>> Begin The input

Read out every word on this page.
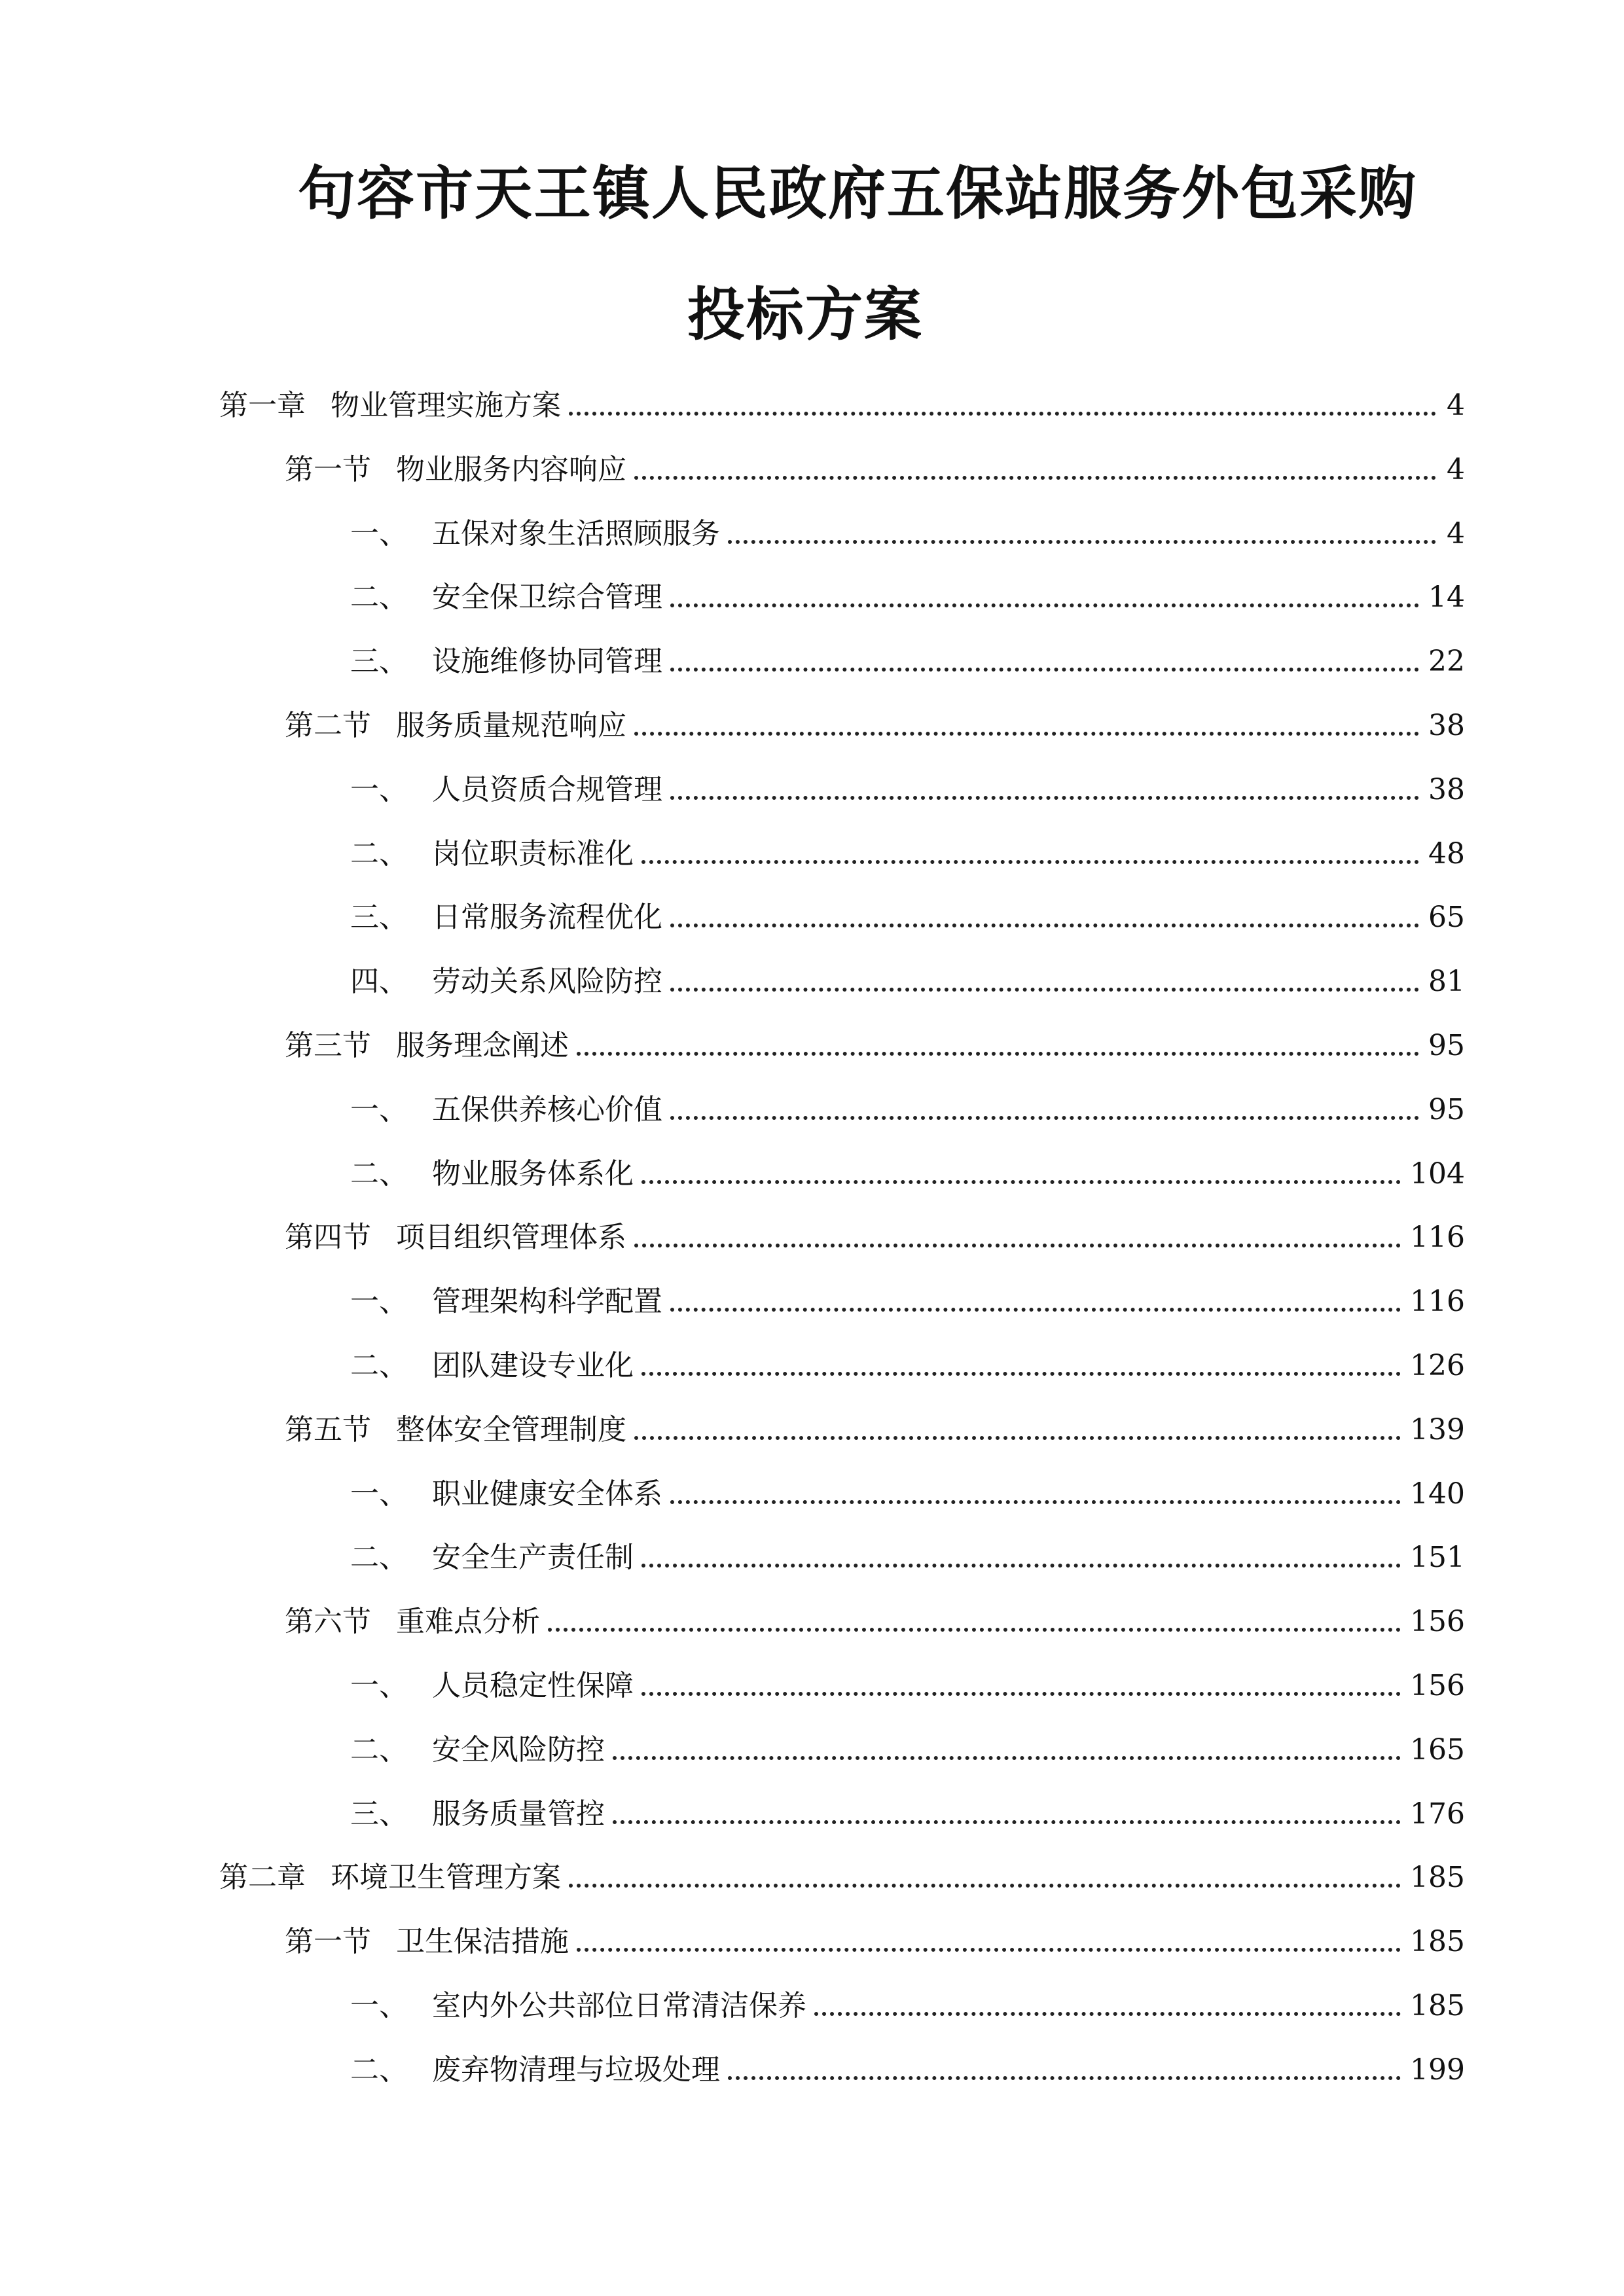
句容市天王镇人民政府五保站服务外包采购
投标方案
第一章 物业管理实施方案	4
第一节 物业服务内容响应	4
一、 五保对象生活照顾服务	4
二、 安全保卫综合管理	14
三、 设施维修协同管理	22
第二节 服务质量规范响应	38
一、 人员资质合规管理	38
二、 岗位职责标准化	48
三、 日常服务流程优化	65
四、 劳动关系风险防控	81
第三节 服务理念阐述	95
一、 五保供养核心价值	95
二、 物业服务体系化	104
第四节 项目组织管理体系	116
一、 管理架构科学配置	116
二、 团队建设专业化	126
第五节 整体安全管理制度	139
一、 职业健康安全体系	140
二、 安全生产责任制	151
第六节 重难点分析	156
一、 人员稳定性保障	156
二、 安全风险防控	165
三、 服务质量管控	176
第二章 环境卫生管理方案	185
第一节 卫生保洁措施	185
一、 室内外公共部位日常清洁保养	185
二、 废弃物清理与垃圾处理	199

>> End The input

:: Request ::
Except for the pictures, print the data above exactly.

:: Written answer ::
Read out every word on this page.
句容市天王镇人民政府五保站服务外包采购
投标方案
第一章 物业管理实施方案	4
第一节 物业服务内容响应	4
一、 五保对象生活照顾服务	4
二、 安全保卫综合管理	14
三、 设施维修协同管理	22
第二节 服务质量规范响应	38
一、 人员资质合规管理	38
二、 岗位职责标准化	48
三、 日常服务流程优化	65
四、 劳动关系风险防控	81
第三节 服务理念阐述	95
一、 五保供养核心价值	95
二、 物业服务体系化	104
第四节 项目组织管理体系	116
一、 管理架构科学配置	116
二、 团队建设专业化	126
第五节 整体安全管理制度	139
一、 职业健康安全体系	140
二、 安全生产责任制	151
第六节 重难点分析	156
一、 人员稳定性保障	156
二、 安全风险防控	165
三、 服务质量管控	176
第二章 环境卫生管理方案	185
第一节 卫生保洁措施	185
一、 室内外公共部位日常清洁保养	185
二、 废弃物清理与垃圾处理	199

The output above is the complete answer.